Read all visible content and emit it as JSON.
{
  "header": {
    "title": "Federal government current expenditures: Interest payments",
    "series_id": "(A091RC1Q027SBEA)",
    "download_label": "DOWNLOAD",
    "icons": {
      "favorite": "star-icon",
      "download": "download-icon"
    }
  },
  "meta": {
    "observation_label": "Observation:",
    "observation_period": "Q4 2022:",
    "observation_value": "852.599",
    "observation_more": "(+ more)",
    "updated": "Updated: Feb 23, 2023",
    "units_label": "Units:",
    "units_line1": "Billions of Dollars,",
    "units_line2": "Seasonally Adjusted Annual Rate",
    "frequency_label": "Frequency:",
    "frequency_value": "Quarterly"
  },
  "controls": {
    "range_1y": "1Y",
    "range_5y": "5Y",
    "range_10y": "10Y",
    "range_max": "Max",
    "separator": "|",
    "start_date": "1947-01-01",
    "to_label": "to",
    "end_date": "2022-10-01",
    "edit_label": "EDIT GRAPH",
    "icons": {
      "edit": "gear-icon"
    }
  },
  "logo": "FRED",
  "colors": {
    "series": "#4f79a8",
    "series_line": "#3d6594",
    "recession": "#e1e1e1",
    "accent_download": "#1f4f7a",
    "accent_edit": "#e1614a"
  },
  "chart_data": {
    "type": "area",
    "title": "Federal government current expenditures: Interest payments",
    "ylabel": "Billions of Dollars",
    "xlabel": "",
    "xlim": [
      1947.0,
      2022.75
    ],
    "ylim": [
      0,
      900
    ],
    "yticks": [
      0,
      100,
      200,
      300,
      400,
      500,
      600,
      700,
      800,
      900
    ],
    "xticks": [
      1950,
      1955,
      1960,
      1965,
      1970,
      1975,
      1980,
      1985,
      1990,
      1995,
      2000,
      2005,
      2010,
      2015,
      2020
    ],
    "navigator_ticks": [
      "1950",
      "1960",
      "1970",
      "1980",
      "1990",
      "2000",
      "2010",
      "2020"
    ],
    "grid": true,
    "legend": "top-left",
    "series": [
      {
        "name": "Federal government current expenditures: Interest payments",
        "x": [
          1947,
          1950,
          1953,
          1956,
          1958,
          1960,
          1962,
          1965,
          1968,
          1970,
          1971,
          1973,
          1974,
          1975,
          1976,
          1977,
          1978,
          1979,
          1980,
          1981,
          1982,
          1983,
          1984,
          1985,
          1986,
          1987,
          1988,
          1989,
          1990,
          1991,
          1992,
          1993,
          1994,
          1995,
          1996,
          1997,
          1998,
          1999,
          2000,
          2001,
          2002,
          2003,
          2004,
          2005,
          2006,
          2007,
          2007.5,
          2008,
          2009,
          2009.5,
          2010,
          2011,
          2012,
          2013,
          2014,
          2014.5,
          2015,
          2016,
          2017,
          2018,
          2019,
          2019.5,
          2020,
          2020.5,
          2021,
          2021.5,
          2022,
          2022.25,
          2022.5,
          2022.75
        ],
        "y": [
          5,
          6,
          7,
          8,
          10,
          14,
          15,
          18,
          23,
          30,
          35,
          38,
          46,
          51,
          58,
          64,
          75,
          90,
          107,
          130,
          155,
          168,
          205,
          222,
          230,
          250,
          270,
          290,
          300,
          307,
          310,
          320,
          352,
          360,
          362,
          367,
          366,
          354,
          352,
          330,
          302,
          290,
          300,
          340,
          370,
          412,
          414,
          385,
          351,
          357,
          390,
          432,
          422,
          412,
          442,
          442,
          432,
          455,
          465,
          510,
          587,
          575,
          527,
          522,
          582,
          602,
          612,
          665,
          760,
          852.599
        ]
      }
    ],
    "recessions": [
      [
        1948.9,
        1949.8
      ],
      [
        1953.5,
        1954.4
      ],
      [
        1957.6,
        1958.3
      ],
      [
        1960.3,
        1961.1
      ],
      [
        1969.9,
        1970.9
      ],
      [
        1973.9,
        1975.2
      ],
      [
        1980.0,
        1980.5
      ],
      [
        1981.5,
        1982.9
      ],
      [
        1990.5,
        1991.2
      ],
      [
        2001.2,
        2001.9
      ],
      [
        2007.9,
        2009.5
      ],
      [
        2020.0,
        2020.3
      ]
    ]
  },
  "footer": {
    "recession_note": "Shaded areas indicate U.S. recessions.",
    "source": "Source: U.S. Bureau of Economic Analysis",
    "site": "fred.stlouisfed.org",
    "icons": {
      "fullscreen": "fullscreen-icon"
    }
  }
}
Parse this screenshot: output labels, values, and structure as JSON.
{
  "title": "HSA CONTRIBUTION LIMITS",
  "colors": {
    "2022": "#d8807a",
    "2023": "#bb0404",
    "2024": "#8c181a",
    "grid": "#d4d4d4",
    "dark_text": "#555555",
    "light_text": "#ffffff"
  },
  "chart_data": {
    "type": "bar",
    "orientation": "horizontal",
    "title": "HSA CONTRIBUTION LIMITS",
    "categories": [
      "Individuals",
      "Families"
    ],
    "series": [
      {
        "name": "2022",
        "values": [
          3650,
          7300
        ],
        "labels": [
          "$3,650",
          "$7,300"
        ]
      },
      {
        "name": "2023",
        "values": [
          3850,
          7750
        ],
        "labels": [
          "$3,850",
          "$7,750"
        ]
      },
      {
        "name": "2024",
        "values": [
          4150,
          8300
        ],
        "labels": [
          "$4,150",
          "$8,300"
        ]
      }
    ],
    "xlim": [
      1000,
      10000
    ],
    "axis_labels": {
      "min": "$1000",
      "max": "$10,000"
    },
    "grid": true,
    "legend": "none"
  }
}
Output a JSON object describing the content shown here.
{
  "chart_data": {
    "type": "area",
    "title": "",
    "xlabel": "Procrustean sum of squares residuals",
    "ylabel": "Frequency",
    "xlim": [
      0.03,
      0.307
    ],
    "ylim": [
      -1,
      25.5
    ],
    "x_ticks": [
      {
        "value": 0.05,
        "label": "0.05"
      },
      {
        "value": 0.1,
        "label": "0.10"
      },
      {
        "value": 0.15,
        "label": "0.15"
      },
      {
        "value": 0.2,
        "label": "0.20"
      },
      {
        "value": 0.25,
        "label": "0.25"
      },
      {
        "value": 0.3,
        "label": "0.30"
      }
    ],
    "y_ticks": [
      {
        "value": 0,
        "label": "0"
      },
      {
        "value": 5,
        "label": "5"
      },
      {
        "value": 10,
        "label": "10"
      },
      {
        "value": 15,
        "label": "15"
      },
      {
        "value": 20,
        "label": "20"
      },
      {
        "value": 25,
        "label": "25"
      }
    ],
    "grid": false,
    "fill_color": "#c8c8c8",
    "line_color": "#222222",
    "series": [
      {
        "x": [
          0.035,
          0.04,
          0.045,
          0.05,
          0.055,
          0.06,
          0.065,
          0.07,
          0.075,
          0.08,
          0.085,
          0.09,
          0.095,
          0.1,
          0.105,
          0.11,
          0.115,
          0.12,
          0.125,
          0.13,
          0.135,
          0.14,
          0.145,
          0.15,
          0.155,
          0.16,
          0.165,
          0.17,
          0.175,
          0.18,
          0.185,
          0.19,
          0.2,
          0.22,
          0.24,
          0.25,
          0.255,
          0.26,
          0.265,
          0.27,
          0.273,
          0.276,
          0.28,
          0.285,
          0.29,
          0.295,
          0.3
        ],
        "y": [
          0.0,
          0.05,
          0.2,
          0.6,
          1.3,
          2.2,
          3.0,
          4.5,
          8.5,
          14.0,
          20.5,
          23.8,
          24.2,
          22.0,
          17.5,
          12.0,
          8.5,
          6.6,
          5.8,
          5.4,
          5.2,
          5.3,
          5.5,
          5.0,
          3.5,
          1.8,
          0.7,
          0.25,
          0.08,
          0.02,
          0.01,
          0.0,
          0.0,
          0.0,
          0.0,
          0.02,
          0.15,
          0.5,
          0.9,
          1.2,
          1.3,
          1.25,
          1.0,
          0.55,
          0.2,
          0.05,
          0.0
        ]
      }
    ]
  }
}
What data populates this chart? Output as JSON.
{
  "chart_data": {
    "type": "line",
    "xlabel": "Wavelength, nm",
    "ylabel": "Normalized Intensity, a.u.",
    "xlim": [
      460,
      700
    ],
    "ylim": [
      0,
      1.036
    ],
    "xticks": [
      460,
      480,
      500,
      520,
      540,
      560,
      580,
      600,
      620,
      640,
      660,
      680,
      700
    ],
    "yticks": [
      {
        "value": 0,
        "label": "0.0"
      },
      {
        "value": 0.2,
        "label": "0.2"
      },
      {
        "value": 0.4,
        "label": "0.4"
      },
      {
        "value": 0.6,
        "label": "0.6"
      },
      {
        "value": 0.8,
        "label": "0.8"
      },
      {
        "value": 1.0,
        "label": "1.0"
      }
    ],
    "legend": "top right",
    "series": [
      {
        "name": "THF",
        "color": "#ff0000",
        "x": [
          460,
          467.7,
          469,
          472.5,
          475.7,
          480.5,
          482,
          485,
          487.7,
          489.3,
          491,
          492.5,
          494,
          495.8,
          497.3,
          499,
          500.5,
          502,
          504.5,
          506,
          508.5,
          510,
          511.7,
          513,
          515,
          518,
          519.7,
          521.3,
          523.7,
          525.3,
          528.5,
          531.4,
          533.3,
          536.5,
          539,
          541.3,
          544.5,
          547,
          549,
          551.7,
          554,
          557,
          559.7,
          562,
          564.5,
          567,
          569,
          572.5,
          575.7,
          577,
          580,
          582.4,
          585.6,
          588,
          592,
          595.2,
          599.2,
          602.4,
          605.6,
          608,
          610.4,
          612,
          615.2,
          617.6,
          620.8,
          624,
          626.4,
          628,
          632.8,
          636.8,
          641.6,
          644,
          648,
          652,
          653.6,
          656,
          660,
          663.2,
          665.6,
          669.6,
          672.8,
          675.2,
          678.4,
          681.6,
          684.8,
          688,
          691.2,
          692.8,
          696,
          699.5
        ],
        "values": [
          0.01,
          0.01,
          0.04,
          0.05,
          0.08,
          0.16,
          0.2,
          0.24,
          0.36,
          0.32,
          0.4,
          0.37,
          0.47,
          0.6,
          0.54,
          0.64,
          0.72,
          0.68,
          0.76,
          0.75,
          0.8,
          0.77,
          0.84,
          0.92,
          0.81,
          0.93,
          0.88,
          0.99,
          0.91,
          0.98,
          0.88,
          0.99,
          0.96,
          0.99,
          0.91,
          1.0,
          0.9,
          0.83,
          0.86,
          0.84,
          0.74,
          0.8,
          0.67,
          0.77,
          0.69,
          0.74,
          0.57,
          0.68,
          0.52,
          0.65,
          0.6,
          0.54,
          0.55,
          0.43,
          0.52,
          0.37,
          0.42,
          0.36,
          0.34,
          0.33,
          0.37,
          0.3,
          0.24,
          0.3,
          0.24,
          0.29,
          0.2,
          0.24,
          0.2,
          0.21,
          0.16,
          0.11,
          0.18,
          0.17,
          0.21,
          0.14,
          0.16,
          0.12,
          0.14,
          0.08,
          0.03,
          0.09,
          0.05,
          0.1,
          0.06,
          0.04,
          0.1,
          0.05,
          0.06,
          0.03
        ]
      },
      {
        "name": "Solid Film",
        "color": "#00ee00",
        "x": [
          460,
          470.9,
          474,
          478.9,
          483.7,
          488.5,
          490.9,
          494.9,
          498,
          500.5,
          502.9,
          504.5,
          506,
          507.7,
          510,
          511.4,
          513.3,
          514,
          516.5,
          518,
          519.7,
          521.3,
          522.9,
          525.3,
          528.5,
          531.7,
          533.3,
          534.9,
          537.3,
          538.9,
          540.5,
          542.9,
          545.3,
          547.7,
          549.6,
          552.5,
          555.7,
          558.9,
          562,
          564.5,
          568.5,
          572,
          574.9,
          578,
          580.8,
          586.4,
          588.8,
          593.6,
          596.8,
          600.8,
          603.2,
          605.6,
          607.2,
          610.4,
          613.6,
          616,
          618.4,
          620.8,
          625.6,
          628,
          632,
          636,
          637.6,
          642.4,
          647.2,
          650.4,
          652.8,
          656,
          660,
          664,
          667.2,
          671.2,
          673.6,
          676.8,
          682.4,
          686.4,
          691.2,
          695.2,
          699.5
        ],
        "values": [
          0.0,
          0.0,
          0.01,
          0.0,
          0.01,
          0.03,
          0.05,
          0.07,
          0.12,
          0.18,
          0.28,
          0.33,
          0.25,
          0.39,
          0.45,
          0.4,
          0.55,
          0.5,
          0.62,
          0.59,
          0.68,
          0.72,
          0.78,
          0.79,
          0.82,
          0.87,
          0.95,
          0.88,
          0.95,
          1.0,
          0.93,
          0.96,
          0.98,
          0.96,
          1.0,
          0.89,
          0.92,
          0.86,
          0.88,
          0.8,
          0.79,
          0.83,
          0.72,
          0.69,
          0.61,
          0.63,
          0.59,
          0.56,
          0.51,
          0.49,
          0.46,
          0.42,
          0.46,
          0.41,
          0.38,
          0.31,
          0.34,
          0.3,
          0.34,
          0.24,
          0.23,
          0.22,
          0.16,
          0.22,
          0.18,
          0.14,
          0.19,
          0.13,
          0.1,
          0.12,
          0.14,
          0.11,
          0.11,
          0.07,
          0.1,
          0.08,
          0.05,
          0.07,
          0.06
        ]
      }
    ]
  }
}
------------------------------
- [Given request]
Every line of the records that includes the word "LIMITS" should be gathered.

- [Written response]
  "title": "HSA CONTRIBUTION LIMITS",
    "title": "HSA CONTRIBUTION LIMITS",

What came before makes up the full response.